--- begin DATA ROWS ---
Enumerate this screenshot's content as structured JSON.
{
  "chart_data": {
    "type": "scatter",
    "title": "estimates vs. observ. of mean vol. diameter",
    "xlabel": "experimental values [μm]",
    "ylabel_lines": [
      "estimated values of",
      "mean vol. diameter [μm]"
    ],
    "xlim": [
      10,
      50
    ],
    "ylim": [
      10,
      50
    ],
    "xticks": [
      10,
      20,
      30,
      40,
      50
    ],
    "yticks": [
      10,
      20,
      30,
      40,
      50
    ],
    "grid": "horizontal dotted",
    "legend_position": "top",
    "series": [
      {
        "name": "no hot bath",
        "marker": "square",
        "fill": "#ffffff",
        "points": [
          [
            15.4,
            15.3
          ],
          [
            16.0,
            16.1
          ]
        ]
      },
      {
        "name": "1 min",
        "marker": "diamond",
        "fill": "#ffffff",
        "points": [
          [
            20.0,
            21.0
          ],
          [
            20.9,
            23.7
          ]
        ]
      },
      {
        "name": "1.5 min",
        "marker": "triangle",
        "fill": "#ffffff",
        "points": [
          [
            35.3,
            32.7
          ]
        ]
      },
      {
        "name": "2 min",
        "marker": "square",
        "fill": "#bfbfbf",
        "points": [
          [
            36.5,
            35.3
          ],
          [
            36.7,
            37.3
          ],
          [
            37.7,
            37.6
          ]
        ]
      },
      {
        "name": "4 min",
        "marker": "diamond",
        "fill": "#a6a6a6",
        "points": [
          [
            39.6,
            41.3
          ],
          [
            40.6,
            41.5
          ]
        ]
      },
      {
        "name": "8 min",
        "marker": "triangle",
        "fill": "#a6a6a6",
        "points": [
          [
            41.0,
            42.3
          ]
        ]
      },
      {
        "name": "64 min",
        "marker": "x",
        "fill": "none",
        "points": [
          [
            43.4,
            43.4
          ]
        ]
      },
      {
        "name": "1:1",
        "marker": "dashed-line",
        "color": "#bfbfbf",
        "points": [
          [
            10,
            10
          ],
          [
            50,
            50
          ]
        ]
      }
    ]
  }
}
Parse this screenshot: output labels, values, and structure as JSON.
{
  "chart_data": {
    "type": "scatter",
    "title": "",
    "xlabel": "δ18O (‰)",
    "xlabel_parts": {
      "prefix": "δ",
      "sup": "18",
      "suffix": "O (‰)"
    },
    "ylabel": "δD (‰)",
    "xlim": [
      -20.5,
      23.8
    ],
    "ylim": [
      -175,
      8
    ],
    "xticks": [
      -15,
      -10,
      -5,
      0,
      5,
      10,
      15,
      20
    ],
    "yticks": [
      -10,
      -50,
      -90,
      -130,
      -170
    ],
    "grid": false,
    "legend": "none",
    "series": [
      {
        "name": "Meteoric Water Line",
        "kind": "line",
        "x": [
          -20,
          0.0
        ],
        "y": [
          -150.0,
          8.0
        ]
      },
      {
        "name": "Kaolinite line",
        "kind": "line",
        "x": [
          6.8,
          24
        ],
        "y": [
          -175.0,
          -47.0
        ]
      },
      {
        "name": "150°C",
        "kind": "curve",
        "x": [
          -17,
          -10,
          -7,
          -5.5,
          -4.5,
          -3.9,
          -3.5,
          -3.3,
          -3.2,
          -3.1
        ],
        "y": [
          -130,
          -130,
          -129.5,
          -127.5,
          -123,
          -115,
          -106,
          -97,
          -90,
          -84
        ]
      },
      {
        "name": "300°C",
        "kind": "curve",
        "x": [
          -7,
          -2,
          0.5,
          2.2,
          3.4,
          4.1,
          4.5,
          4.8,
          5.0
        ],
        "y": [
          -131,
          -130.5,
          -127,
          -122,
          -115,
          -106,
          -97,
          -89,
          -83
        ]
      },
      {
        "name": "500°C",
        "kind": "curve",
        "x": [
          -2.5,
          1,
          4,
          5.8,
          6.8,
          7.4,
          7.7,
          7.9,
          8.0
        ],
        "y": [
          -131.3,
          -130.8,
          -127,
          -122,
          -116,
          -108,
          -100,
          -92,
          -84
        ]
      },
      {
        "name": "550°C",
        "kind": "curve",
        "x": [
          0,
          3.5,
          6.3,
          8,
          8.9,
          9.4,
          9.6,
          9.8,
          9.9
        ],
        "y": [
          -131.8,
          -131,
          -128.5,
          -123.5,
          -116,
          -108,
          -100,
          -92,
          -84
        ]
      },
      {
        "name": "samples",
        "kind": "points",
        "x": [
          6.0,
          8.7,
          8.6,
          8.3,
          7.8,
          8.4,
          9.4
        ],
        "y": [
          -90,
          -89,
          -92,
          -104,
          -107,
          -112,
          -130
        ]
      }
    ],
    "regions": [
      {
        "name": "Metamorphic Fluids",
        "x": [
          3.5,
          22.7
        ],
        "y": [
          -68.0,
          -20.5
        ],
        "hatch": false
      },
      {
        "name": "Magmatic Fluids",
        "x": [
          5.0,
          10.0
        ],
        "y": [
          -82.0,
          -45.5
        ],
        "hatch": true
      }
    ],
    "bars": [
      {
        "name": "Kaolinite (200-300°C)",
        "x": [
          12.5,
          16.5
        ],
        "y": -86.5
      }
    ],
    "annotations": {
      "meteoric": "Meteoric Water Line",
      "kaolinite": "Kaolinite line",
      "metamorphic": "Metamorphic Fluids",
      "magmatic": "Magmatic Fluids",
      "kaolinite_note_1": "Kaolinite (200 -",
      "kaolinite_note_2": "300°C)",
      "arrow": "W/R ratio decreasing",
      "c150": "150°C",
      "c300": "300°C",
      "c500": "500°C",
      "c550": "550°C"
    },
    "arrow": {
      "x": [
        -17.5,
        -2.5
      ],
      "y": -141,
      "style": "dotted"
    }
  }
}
--- end DATA ROWS ---
**WHAT THE TASK ASKS:** Identify the lines that hold the word "mean". Copy every one of them.

**EXPECTED ANSWER:**
    "title": "estimates vs. observ. of mean vol. diameter",
      "mean vol. diameter [μm]"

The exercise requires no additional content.